#### [Article]
------------------------------------

Posted October 19, 2011 10:12am by

It’s only a matter of time before television is primarily delivered through the Internet. Sure, cable companies will do whatever they can to stem that tide, and certainly one of the big hurdles from preventing this from already happening is the lack of live sports people can watch through the Internet.

But just as music, movies, books, cell phones and the PC market were disrupted by forces they should have seen coming, so too, is the inevitable demise of cable television peering over the horizon.

Now, that idea is coming a little closer to reality with a new service from a New York-based startup, RadixTV. Essentially, the service broadcasts live television through the Internet.

This week, they rolled out an initial launch to the financial sector employees offering a package of four cable news networks — CNBC, CNBC World, Bloomberg and MSNBC — for $15 per month. The start-up hopes to have their channel offerings to 10 channels — including France 24, Fox News, CNN, Al Jazeera and the BBC — relatively soon.

------------------------------------

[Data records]
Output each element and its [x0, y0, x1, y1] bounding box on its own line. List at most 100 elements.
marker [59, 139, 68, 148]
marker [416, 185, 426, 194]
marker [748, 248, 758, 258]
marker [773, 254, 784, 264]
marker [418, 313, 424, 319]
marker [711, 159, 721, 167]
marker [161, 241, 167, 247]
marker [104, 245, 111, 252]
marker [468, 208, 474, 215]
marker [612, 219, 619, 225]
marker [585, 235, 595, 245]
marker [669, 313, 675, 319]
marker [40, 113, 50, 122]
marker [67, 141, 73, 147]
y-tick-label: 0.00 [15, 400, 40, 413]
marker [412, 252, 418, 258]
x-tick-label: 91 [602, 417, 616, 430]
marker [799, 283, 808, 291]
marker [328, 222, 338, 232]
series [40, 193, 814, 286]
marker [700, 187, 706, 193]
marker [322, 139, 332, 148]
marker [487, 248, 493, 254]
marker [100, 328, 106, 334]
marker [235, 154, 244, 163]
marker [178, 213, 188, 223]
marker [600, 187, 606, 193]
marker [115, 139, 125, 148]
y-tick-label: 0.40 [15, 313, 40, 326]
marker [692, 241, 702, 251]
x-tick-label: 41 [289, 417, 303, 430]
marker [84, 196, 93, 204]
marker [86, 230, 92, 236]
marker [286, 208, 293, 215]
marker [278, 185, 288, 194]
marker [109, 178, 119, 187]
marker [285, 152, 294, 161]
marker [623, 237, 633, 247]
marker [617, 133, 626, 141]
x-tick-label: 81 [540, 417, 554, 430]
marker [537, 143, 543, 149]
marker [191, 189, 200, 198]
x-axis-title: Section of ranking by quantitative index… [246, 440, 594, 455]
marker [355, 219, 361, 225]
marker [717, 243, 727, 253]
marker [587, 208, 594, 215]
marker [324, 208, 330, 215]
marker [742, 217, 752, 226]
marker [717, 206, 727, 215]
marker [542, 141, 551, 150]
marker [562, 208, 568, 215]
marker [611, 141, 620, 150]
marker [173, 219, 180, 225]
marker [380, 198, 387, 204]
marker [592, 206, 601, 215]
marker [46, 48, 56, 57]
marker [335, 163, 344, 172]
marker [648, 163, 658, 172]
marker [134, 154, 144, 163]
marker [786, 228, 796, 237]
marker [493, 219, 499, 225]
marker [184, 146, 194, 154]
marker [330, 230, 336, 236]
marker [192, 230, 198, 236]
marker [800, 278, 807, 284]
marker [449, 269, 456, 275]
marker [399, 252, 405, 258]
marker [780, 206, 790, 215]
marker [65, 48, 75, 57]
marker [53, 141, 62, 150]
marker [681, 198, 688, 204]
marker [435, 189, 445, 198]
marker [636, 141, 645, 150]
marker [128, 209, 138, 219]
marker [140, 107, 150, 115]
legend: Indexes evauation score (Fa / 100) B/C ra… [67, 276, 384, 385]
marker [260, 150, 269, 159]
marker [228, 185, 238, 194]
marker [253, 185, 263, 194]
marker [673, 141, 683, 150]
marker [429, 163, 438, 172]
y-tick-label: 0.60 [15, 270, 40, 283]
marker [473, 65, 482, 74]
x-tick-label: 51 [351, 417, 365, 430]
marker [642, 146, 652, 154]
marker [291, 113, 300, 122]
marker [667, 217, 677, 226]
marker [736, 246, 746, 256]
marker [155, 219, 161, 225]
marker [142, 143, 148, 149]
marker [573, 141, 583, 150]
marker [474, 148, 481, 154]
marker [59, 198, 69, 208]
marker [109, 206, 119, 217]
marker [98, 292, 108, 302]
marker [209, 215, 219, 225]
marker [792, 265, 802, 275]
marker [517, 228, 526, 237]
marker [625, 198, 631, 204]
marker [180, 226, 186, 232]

------------------------------------

#### [Challenges]
• A. Write out everything in the article on internet television from "It’s only a" down to "television through the Internet.".
• B. Replace "marker" with "point" in everything from the first line of the data records down to the line containing "marker [612, 219, 619, 225]", changing nothing else. Give back only those lines.

#### [Answers provided]
• A.
It’s only a matter of time before television is primarily delivered through the Internet. Sure, cable companies will do whatever they can to stem that tide, and certainly one of the big hurdles from preventing this from already happening is the lack of live sports people can watch through the Internet.

But just as music, movies, books, cell phones and the PC market were disrupted by forces they should have seen coming, so too, is the inevitable demise of cable television peering over the horizon.

Now, that idea is coming a little closer to reality with a new service from a New York-based startup, RadixTV. Essentially, the service broadcasts live television through the Internet.

• B.
Output each element and its [x0, y0, x1, y1] bounding box on its own line. List at most 100 elements.
point [59, 139, 68, 148]
point [416, 185, 426, 194]
point [748, 248, 758, 258]
point [773, 254, 784, 264]
point [418, 313, 424, 319]
point [711, 159, 721, 167]
point [161, 241, 167, 247]
point [104, 245, 111, 252]
point [468, 208, 474, 215]
point [612, 219, 619, 225]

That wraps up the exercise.